CHALLENGE:
Extract all lines from the data beneath that include the word "ylabel".

====== DATASET EXCERPTS

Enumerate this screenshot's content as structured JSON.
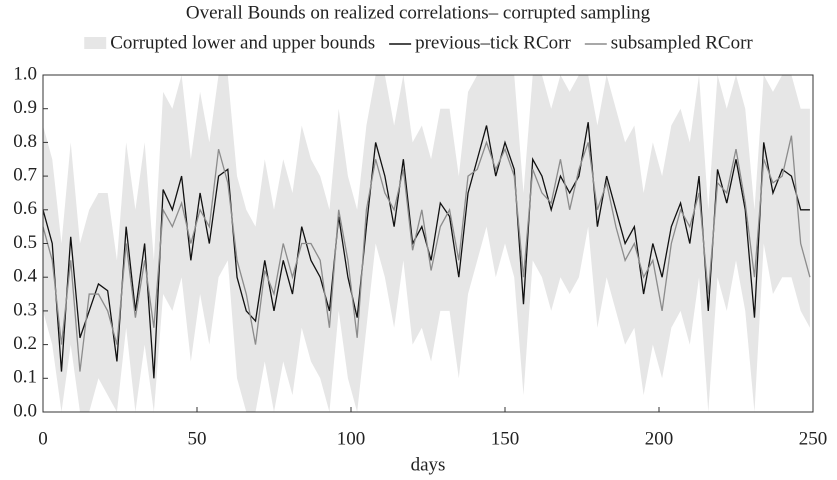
{
  "chart_data": {
    "type": "line",
    "title": "Overall Bounds on realized correlations– corrupted sampling",
    "xlabel": "days",
    "xlim": [
      0,
      250
    ],
    "xticks": [
      0,
      50,
      100,
      150,
      200,
      250
    ],
    "ylim": [
      0,
      1
    ],
    "yticks": [
      {
        "value": 0,
        "label": "0.0"
      },
      0.1,
      0.2,
      0.3,
      0.4,
      0.5,
      0.6,
      0.7,
      0.8,
      0.9,
      {
        "value": 1,
        "label": "1.0"
      }
    ],
    "x": [
      0,
      3,
      6,
      9,
      12,
      15,
      18,
      21,
      24,
      27,
      30,
      33,
      36,
      39,
      42,
      45,
      48,
      51,
      54,
      57,
      60,
      63,
      66,
      69,
      72,
      75,
      78,
      81,
      84,
      87,
      90,
      93,
      96,
      99,
      102,
      105,
      108,
      111,
      114,
      117,
      120,
      123,
      126,
      129,
      132,
      135,
      138,
      141,
      144,
      147,
      150,
      153,
      156,
      159,
      162,
      165,
      168,
      171,
      174,
      177,
      180,
      183,
      186,
      189,
      192,
      195,
      198,
      201,
      204,
      207,
      210,
      213,
      216,
      219,
      222,
      225,
      228,
      231,
      234,
      237,
      240,
      243,
      246,
      249
    ],
    "series": [
      {
        "name": "Corrupted lower and upper bounds",
        "color": "#e6e6e6",
        "lower": [
          0.3,
          0.2,
          0,
          0.2,
          0,
          0,
          0.1,
          0.05,
          0,
          0.25,
          0,
          0.2,
          0,
          0.35,
          0.3,
          0.4,
          0.15,
          0.35,
          0.2,
          0.4,
          0.45,
          0.1,
          0,
          0,
          0.15,
          0,
          0.15,
          0.05,
          0.25,
          0.15,
          0.1,
          0,
          0.3,
          0.1,
          0,
          0.25,
          0.5,
          0.4,
          0.25,
          0.45,
          0.2,
          0.25,
          0.15,
          0.3,
          0.3,
          0.1,
          0.35,
          0.45,
          0.55,
          0.4,
          0.5,
          0.4,
          0.05,
          0.45,
          0.4,
          0.3,
          0.4,
          0.35,
          0.4,
          0.55,
          0.25,
          0.4,
          0.3,
          0.2,
          0.25,
          0.05,
          0.2,
          0.1,
          0.25,
          0.3,
          0.2,
          0.4,
          0,
          0.4,
          0.3,
          0.45,
          0.3,
          0,
          0.5,
          0.35,
          0.4,
          0.4,
          0.3,
          0.25
        ],
        "upper": [
          0.85,
          0.75,
          0.5,
          0.8,
          0.5,
          0.6,
          0.65,
          0.65,
          0.45,
          0.8,
          0.6,
          0.8,
          0.45,
          0.95,
          0.9,
          1,
          0.75,
          0.95,
          0.8,
          1,
          1,
          0.7,
          0.6,
          0.55,
          0.75,
          0.6,
          0.75,
          0.65,
          0.85,
          0.75,
          0.7,
          0.6,
          0.9,
          0.7,
          0.6,
          0.85,
          1,
          1,
          0.85,
          1,
          0.8,
          0.85,
          0.75,
          0.9,
          0.9,
          0.7,
          0.95,
          1,
          1,
          1,
          1,
          1,
          0.65,
          1,
          1,
          0.9,
          1,
          0.95,
          1,
          1,
          0.85,
          1,
          0.9,
          0.8,
          0.85,
          0.65,
          0.8,
          0.7,
          0.85,
          0.9,
          0.8,
          1,
          0.6,
          1,
          0.9,
          1,
          0.9,
          0.6,
          1,
          0.95,
          1,
          1,
          0.9,
          0.9
        ]
      },
      {
        "name": "previous–tick RCorr",
        "color": "#111111",
        "values": [
          0.6,
          0.5,
          0.12,
          0.52,
          0.22,
          0.3,
          0.38,
          0.36,
          0.15,
          0.55,
          0.3,
          0.5,
          0.1,
          0.66,
          0.6,
          0.7,
          0.45,
          0.65,
          0.5,
          0.7,
          0.72,
          0.4,
          0.3,
          0.27,
          0.45,
          0.3,
          0.45,
          0.35,
          0.55,
          0.45,
          0.4,
          0.3,
          0.58,
          0.4,
          0.28,
          0.55,
          0.8,
          0.7,
          0.55,
          0.75,
          0.5,
          0.55,
          0.45,
          0.62,
          0.58,
          0.4,
          0.65,
          0.75,
          0.85,
          0.7,
          0.8,
          0.72,
          0.32,
          0.75,
          0.7,
          0.6,
          0.7,
          0.65,
          0.7,
          0.86,
          0.55,
          0.7,
          0.6,
          0.5,
          0.55,
          0.35,
          0.5,
          0.4,
          0.55,
          0.62,
          0.5,
          0.7,
          0.3,
          0.72,
          0.62,
          0.75,
          0.6,
          0.28,
          0.8,
          0.65,
          0.72,
          0.7,
          0.6,
          0.6
        ]
      },
      {
        "name": "subsampled RCorr",
        "color": "#8c8c8c",
        "values": [
          0.55,
          0.45,
          0.2,
          0.45,
          0.12,
          0.35,
          0.35,
          0.3,
          0.2,
          0.5,
          0.28,
          0.45,
          0.25,
          0.6,
          0.55,
          0.62,
          0.5,
          0.6,
          0.55,
          0.78,
          0.68,
          0.45,
          0.35,
          0.2,
          0.42,
          0.35,
          0.5,
          0.4,
          0.5,
          0.5,
          0.45,
          0.25,
          0.6,
          0.45,
          0.22,
          0.6,
          0.75,
          0.65,
          0.6,
          0.72,
          0.48,
          0.6,
          0.42,
          0.55,
          0.6,
          0.45,
          0.7,
          0.72,
          0.8,
          0.72,
          0.78,
          0.7,
          0.4,
          0.72,
          0.65,
          0.62,
          0.75,
          0.6,
          0.72,
          0.8,
          0.6,
          0.68,
          0.55,
          0.45,
          0.5,
          0.4,
          0.45,
          0.3,
          0.5,
          0.6,
          0.55,
          0.65,
          0.35,
          0.68,
          0.65,
          0.78,
          0.62,
          0.4,
          0.75,
          0.68,
          0.7,
          0.82,
          0.5,
          0.4
        ]
      }
    ]
  }
}
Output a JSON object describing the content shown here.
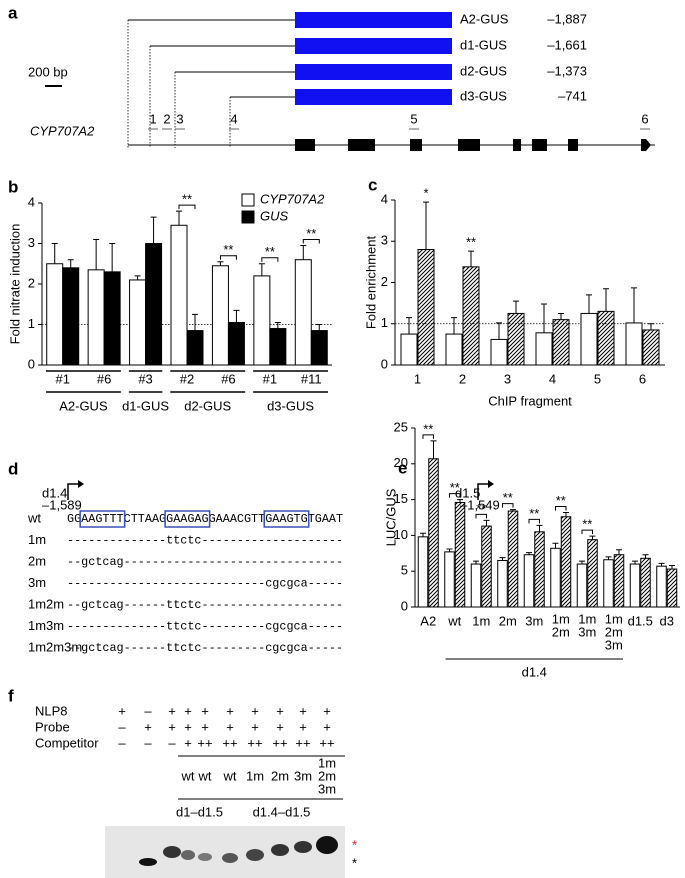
{
  "panel_a": {
    "letter": "a",
    "scale": "200 bp",
    "gene": "CYP707A2",
    "constructs": [
      {
        "name": "A2-GUS",
        "position": "–1,887"
      },
      {
        "name": "d1-GUS",
        "position": "–1,661"
      },
      {
        "name": "d2-GUS",
        "position": "–1,373"
      },
      {
        "name": "d3-GUS",
        "position": "–741"
      }
    ],
    "fragments": [
      "1",
      "2",
      "3",
      "4",
      "5",
      "6"
    ]
  },
  "chart_data": [
    {
      "panel": "b",
      "type": "bar",
      "ylabel": "Fold nitrate induction",
      "categories": [
        "#1",
        "#6",
        "#3",
        "#2",
        "#6",
        "#1",
        "#11"
      ],
      "category_groups": [
        "A2-GUS",
        "A2-GUS",
        "d1-GUS",
        "d2-GUS",
        "d2-GUS",
        "d3-GUS",
        "d3-GUS"
      ],
      "series": [
        {
          "name": "CYP707A2",
          "color": "#ffffff",
          "values": [
            2.5,
            2.35,
            2.1,
            3.45,
            2.45,
            2.2,
            2.6
          ],
          "errors": [
            0.5,
            0.75,
            0.1,
            0.35,
            0.1,
            0.3,
            0.35
          ]
        },
        {
          "name": "GUS",
          "color": "#000000",
          "values": [
            2.4,
            2.3,
            3.0,
            0.85,
            1.05,
            0.9,
            0.85
          ],
          "errors": [
            0.2,
            0.7,
            0.65,
            0.4,
            0.3,
            0.15,
            0.15
          ]
        }
      ],
      "ylim": [
        0,
        4
      ],
      "yticks": [
        0,
        1,
        2,
        3,
        4
      ],
      "refline": 1,
      "significance": [
        null,
        null,
        null,
        "**",
        "**",
        "**",
        "**"
      ],
      "legend": "top-right"
    },
    {
      "panel": "c",
      "type": "bar",
      "ylabel": "Fold enrichment",
      "xlabel": "ChIP fragment",
      "categories": [
        "1",
        "2",
        "3",
        "4",
        "5",
        "6"
      ],
      "series": [
        {
          "color": "#ffffff",
          "values": [
            0.75,
            0.75,
            0.62,
            0.78,
            1.25,
            1.02
          ],
          "errors": [
            0.4,
            0.4,
            0.4,
            0.7,
            0.45,
            0.85
          ]
        },
        {
          "color": "#ffffff",
          "pattern": "hatch",
          "values": [
            2.8,
            2.38,
            1.25,
            1.1,
            1.3,
            0.85
          ],
          "errors": [
            1.15,
            0.38,
            0.3,
            0.15,
            0.55,
            0.15
          ]
        }
      ],
      "ylim": [
        0,
        4
      ],
      "yticks": [
        0,
        1,
        2,
        3,
        4
      ],
      "refline": 1,
      "significance": [
        "*",
        "**",
        null,
        null,
        null,
        null
      ]
    },
    {
      "panel": "e",
      "type": "bar",
      "ylabel": "LUC/GUS",
      "categories": [
        "A2",
        "wt",
        "1m",
        "2m",
        "3m",
        [
          "1m",
          "2m"
        ],
        [
          "1m",
          "3m"
        ],
        [
          "1m",
          "2m",
          "3m"
        ],
        "d1.5",
        "d3"
      ],
      "category_groups": [
        null,
        "d1.4",
        "d1.4",
        "d1.4",
        "d1.4",
        "d1.4",
        "d1.4",
        "d1.4",
        null,
        null
      ],
      "series": [
        {
          "color": "#ffffff",
          "values": [
            9.8,
            7.7,
            6.0,
            6.5,
            7.3,
            8.2,
            6.0,
            6.6,
            6.0,
            5.7
          ],
          "errors": [
            0.5,
            0.4,
            0.4,
            0.4,
            0.3,
            0.7,
            0.4,
            0.4,
            0.4,
            0.4
          ]
        },
        {
          "color": "#ffffff",
          "pattern": "hatch",
          "values": [
            20.7,
            14.6,
            11.3,
            13.4,
            10.5,
            12.6,
            9.4,
            7.3,
            6.8,
            5.3
          ],
          "errors": [
            2.5,
            0.4,
            0.8,
            0.2,
            0.9,
            0.6,
            0.5,
            0.7,
            0.5,
            0.5
          ]
        }
      ],
      "ylim": [
        0,
        25
      ],
      "yticks": [
        0,
        5,
        10,
        15,
        20,
        25
      ],
      "significance": [
        "**",
        "**",
        "**",
        "**",
        "**",
        "**",
        "**",
        null,
        null,
        null
      ]
    }
  ],
  "panel_d": {
    "letter": "d",
    "start": {
      "name": "d1.4",
      "position": "–1,589"
    },
    "end": {
      "name": "d1.5",
      "position": "–1,549"
    },
    "rows": [
      {
        "name": "wt",
        "sequence": "GGAAGTTTCTTAAGGAAGAGGAAACGTTGAAGTGTGAAT"
      },
      {
        "name": "1m",
        "sequence": "--------------ttctc--------------------"
      },
      {
        "name": "2m",
        "sequence": "--gctcag-------------------------------"
      },
      {
        "name": "3m",
        "sequence": "----------------------------cgcgca-----"
      },
      {
        "name": "1m2m",
        "sequence": "--gctcag------ttctc--------------------"
      },
      {
        "name": "1m3m",
        "sequence": "--------------ttctc---------cgcgca-----"
      },
      {
        "name": "1m2m3m",
        "sequence": "--gctcag------ttctc---------cgcgca-----"
      }
    ]
  },
  "panel_f": {
    "letter": "f",
    "rows": [
      {
        "name": "NLP8",
        "lanes": [
          "+",
          "–",
          "+",
          "+",
          "+",
          "+",
          "+",
          "+",
          "+",
          "+"
        ]
      },
      {
        "name": "Probe",
        "lanes": [
          "–",
          "+",
          "+",
          "+",
          "+",
          "+",
          "+",
          "+",
          "+",
          "+"
        ]
      },
      {
        "name": "Competitor",
        "lanes": [
          "–",
          "–",
          "–",
          "+",
          "++",
          "++",
          "++",
          "++",
          "++",
          "++"
        ]
      }
    ],
    "competitors": [
      null,
      null,
      null,
      "wt",
      "wt",
      "wt",
      "1m",
      "2m",
      "3m",
      [
        "1m",
        "2m",
        "3m"
      ]
    ],
    "competitor_groups": [
      null,
      null,
      null,
      "d1–d1.5",
      "d1–d1.5",
      "d1.4–d1.5",
      "d1.4–d1.5",
      "d1.4–d1.5",
      "d1.4–d1.5",
      "d1.4–d1.5"
    ],
    "bands": [
      "*",
      "*"
    ]
  }
}
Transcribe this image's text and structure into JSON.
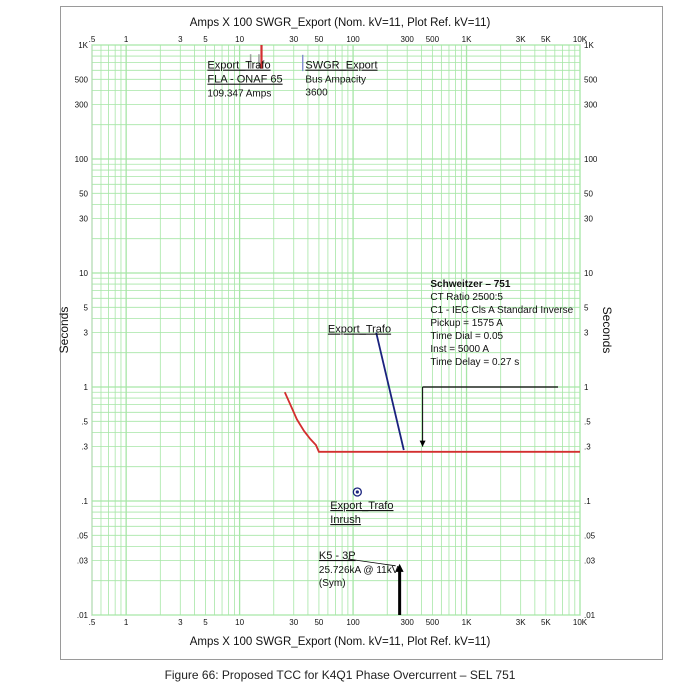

============

RESULT FOR THIS EXERCISE:
      "ylabel": "Fold nitrate induction",
      "ylabel": "Fold enrichment",
      "ylabel": "LUC/GUS",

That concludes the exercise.